Transcribe the lines below exactly, beginning with the line that holds "OCR this image." and ending with the final line, both included. Pictures are to be left out.

Records excerpted from a collection:

-=-=-

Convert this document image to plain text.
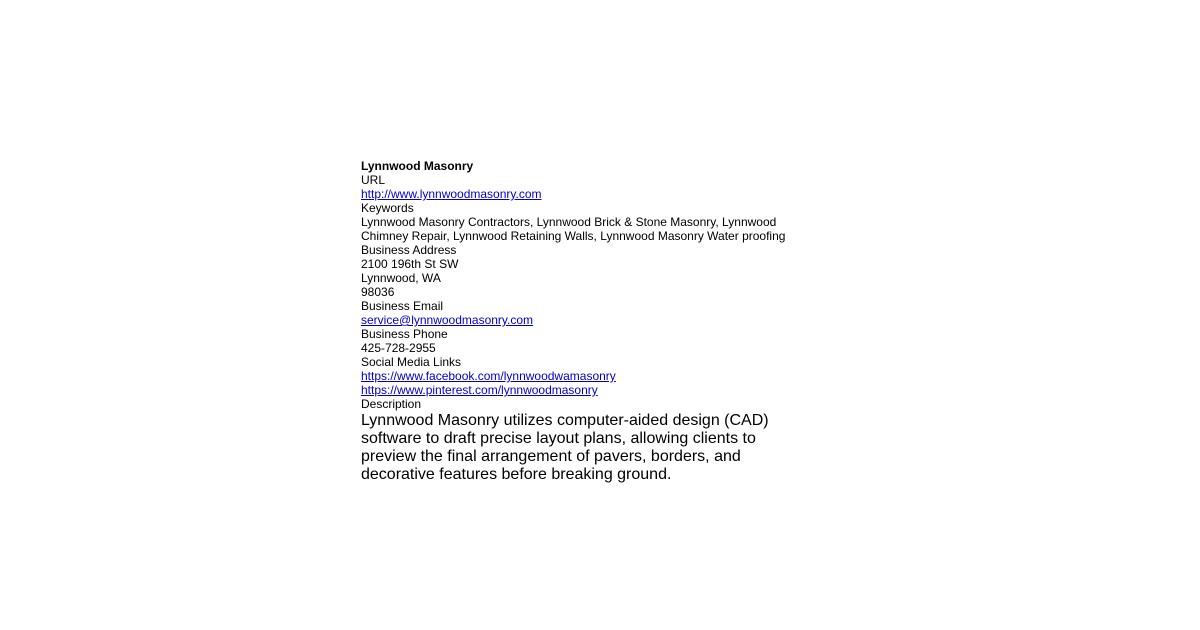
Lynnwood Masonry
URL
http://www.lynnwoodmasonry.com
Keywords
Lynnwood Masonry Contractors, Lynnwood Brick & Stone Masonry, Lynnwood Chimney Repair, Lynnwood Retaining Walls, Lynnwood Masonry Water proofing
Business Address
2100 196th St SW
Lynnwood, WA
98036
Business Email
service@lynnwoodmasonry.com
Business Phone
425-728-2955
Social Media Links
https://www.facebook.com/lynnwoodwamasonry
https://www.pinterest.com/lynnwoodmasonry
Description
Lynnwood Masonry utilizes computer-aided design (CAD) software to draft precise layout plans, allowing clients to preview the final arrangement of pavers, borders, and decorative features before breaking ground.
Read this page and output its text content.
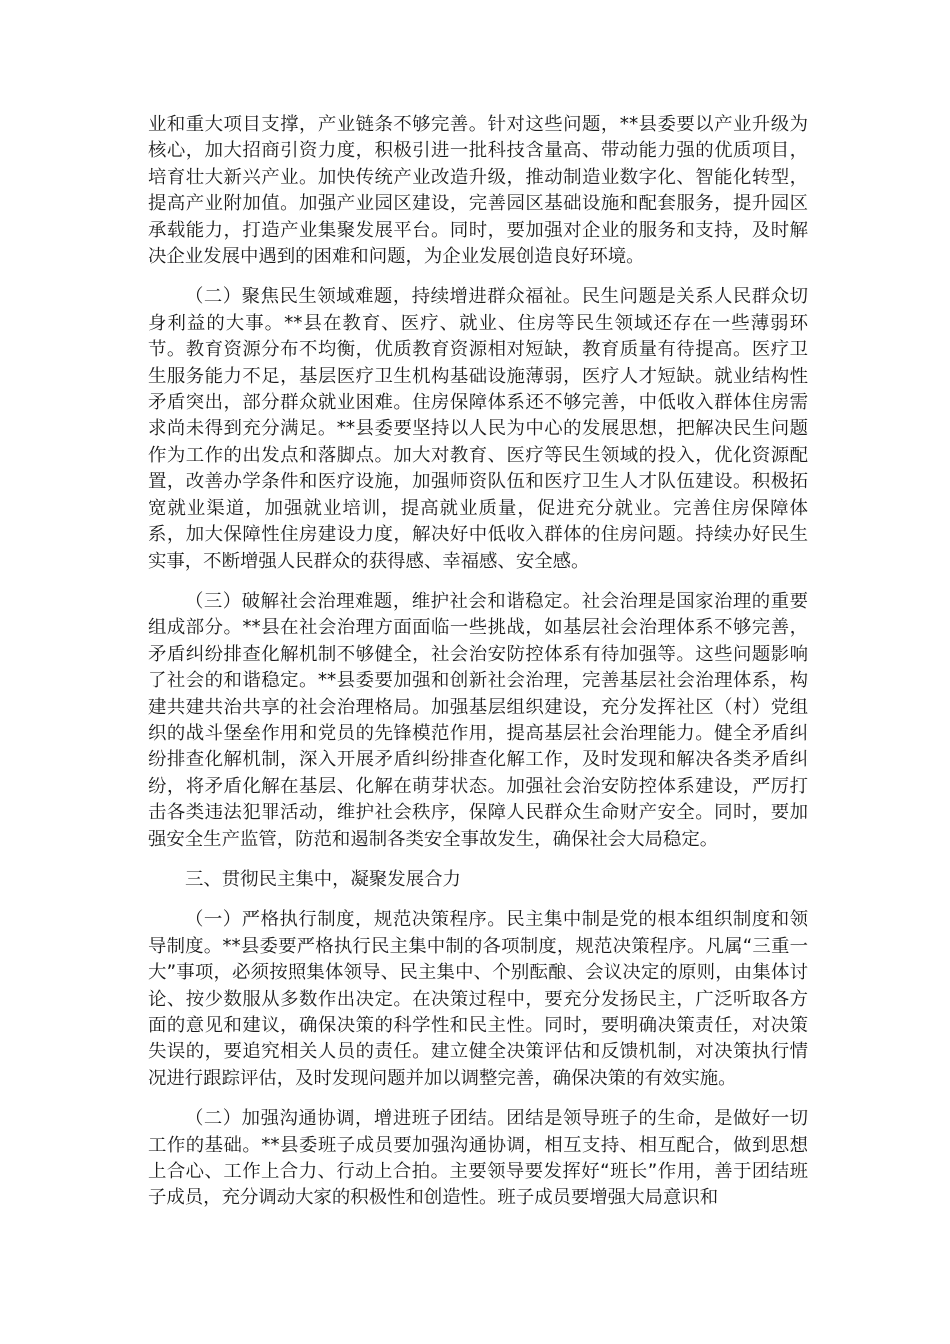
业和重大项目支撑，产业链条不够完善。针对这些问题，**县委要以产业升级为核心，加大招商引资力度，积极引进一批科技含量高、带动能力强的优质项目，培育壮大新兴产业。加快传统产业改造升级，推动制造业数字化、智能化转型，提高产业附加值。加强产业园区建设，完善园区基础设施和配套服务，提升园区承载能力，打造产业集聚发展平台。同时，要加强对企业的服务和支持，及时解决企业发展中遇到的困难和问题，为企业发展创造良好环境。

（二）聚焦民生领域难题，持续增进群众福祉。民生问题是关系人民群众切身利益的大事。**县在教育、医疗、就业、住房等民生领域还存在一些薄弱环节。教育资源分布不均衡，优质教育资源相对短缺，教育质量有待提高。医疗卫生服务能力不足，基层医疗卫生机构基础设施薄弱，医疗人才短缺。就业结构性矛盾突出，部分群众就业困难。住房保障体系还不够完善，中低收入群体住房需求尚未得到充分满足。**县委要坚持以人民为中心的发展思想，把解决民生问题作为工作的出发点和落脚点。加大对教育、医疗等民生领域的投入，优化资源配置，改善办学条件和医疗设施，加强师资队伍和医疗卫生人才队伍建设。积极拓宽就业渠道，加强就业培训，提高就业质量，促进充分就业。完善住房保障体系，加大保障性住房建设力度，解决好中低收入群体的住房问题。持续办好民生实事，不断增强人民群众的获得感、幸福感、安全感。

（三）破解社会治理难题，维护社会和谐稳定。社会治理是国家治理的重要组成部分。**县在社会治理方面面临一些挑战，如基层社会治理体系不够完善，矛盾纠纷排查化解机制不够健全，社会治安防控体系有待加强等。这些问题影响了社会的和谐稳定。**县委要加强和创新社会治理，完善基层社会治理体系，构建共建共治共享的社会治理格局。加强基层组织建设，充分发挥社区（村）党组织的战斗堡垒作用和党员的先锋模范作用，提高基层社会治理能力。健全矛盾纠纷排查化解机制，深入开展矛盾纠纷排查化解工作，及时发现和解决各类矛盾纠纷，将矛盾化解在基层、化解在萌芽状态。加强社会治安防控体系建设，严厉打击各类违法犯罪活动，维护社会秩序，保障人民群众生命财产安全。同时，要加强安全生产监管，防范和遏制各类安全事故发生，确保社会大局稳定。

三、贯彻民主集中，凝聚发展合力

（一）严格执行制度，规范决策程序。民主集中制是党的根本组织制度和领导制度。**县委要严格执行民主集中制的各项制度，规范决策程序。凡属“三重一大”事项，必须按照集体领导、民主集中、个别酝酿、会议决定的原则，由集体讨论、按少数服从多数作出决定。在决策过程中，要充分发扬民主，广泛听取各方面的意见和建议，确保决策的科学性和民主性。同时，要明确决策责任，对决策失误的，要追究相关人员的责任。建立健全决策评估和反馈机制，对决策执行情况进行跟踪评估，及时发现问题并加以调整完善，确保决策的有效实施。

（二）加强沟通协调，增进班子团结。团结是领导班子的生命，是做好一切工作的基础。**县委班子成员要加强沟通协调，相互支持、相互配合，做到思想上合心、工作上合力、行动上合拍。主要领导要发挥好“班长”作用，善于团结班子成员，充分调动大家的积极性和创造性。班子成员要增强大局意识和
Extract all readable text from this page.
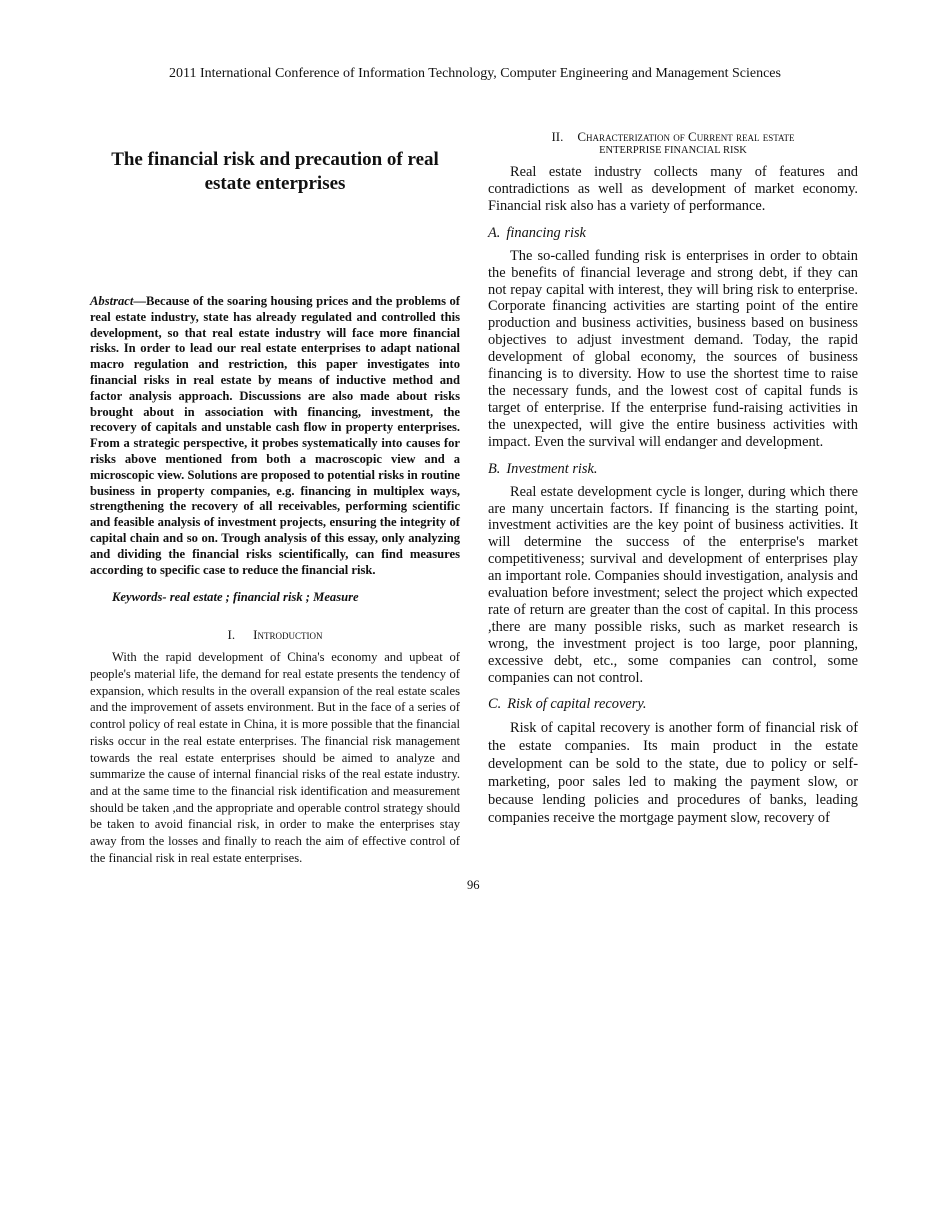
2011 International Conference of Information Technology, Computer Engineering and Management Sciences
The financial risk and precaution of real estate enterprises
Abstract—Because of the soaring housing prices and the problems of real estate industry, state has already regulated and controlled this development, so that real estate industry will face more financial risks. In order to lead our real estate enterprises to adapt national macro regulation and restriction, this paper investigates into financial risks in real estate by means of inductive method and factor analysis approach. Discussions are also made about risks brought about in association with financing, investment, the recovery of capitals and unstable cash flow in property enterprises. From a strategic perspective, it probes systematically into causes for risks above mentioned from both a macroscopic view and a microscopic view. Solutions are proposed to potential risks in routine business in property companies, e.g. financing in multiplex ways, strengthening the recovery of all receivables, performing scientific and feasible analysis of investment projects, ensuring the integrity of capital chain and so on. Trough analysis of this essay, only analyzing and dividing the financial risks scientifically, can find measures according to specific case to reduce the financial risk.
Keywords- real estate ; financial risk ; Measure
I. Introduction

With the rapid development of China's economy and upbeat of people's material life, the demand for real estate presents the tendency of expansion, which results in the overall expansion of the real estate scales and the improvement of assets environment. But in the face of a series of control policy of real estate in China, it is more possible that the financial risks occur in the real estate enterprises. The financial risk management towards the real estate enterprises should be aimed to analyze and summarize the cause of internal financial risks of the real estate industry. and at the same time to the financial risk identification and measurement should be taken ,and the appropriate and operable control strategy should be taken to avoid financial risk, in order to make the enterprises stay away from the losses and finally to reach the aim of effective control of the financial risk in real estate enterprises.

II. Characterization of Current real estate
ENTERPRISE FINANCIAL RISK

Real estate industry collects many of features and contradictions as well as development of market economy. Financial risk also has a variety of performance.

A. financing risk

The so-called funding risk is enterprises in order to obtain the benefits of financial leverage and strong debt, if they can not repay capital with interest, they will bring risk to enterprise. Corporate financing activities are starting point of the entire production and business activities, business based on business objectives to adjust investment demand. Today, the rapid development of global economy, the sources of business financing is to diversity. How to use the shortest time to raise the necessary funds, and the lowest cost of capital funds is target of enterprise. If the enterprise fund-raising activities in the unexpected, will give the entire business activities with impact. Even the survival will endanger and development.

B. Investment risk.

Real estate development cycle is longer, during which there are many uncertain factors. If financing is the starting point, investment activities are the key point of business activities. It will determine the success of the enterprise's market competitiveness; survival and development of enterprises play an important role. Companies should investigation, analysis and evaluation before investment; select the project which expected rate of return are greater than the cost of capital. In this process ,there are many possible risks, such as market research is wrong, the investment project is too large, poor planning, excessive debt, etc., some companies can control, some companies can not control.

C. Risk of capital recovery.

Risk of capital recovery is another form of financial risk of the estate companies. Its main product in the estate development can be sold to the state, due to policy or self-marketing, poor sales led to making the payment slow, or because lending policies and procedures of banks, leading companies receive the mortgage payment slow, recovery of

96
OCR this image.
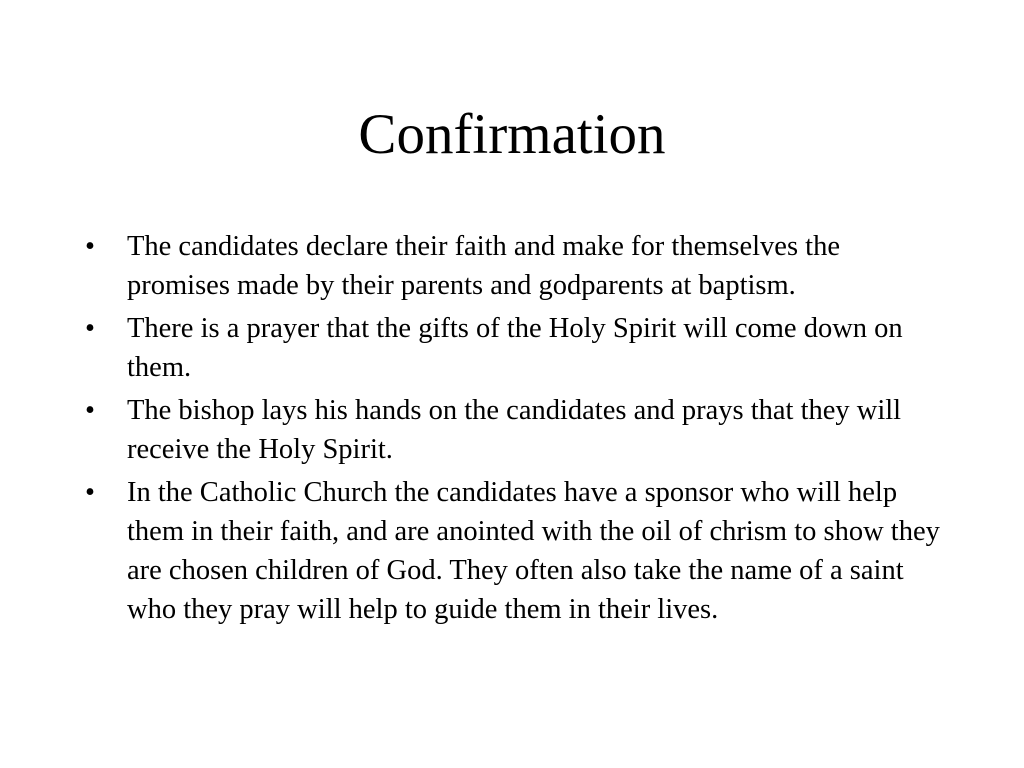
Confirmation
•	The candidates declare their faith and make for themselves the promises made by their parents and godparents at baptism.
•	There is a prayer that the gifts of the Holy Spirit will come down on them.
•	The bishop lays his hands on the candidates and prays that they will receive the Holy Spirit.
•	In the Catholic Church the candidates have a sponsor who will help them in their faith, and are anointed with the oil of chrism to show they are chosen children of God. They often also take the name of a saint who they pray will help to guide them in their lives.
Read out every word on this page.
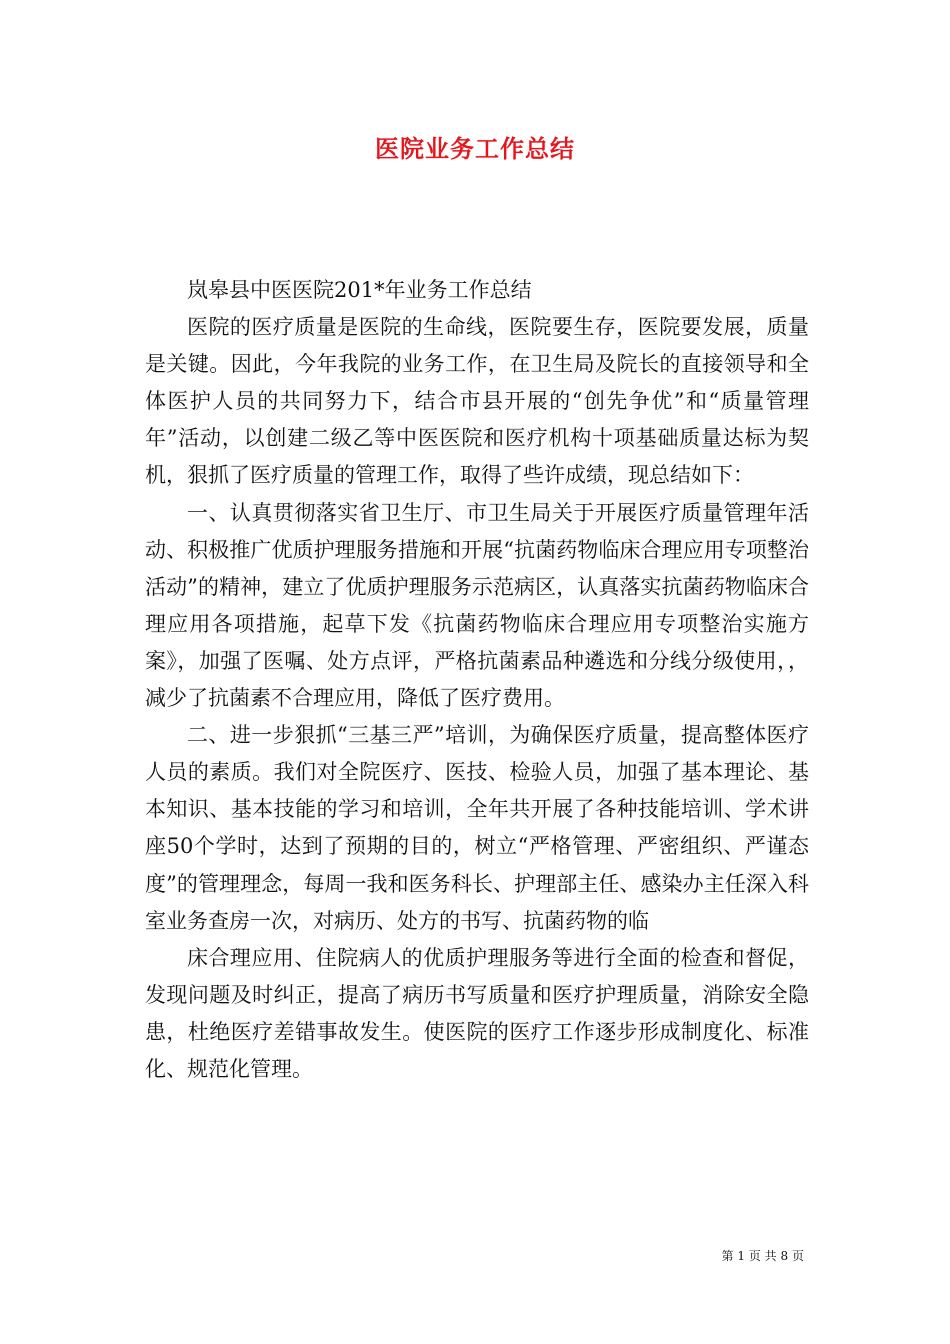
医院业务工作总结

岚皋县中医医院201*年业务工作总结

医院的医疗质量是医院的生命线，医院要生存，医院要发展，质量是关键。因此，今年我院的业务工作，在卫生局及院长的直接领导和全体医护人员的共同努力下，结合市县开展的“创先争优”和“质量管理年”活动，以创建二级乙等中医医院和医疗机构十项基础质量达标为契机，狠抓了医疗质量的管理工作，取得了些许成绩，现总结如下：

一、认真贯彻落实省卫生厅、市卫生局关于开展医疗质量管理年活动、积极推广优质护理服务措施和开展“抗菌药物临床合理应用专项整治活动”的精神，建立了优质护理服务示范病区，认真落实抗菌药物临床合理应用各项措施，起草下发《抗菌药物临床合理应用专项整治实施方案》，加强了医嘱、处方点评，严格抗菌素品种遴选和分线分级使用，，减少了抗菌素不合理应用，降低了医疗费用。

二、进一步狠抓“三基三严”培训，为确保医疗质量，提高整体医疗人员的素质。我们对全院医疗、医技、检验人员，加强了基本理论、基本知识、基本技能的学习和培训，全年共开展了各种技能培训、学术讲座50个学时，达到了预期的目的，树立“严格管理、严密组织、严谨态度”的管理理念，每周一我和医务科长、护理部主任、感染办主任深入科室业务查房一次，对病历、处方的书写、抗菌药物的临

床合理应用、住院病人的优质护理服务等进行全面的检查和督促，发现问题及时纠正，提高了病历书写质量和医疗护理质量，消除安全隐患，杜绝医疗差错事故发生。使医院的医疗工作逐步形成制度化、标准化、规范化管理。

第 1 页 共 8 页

-=-=-

• **REPLY**
OCR this image.
Confirmation
•	The candidates declare their faith and make for themselves the promises made by their parents and godparents at baptism.
•	There is a prayer that the gifts of the Holy Spirit will come down on them.
•	The bishop lays his hands on the candidates and prays that they will receive the Holy Spirit.
•	In the Catholic Church the candidates have a sponsor who will help them in their faith, and are anointed with the oil of chrism to show they are chosen children of God. They often also take the name of a saint who they pray will help to guide them in their lives.
Read out every word on this page.
医院业务工作总结

岚皋县中医医院201*年业务工作总结

医院的医疗质量是医院的生命线，医院要生存，医院要发展，质量是关键。因此，今年我院的业务工作，在卫生局及院长的直接领导和全体医护人员的共同努力下，结合市县开展的“创先争优”和“质量管理年”活动，以创建二级乙等中医医院和医疗机构十项基础质量达标为契机，狠抓了医疗质量的管理工作，取得了些许成绩，现总结如下：

一、认真贯彻落实省卫生厅、市卫生局关于开展医疗质量管理年活动、积极推广优质护理服务措施和开展“抗菌药物临床合理应用专项整治活动”的精神，建立了优质护理服务示范病区，认真落实抗菌药物临床合理应用各项措施，起草下发《抗菌药物临床合理应用专项整治实施方案》，加强了医嘱、处方点评，严格抗菌素品种遴选和分线分级使用，，减少了抗菌素不合理应用，降低了医疗费用。

二、进一步狠抓“三基三严”培训，为确保医疗质量，提高整体医疗人员的素质。我们对全院医疗、医技、检验人员，加强了基本理论、基本知识、基本技能的学习和培训，全年共开展了各种技能培训、学术讲座50个学时，达到了预期的目的，树立“严格管理、严密组织、严谨态度”的管理理念，每周一我和医务科长、护理部主任、感染办主任深入科室业务查房一次，对病历、处方的书写、抗菌药物的临

床合理应用、住院病人的优质护理服务等进行全面的检查和督促，发现问题及时纠正，提高了病历书写质量和医疗护理质量，消除安全隐患，杜绝医疗差错事故发生。使医院的医疗工作逐步形成制度化、标准化、规范化管理。

第 1 页 共 8 页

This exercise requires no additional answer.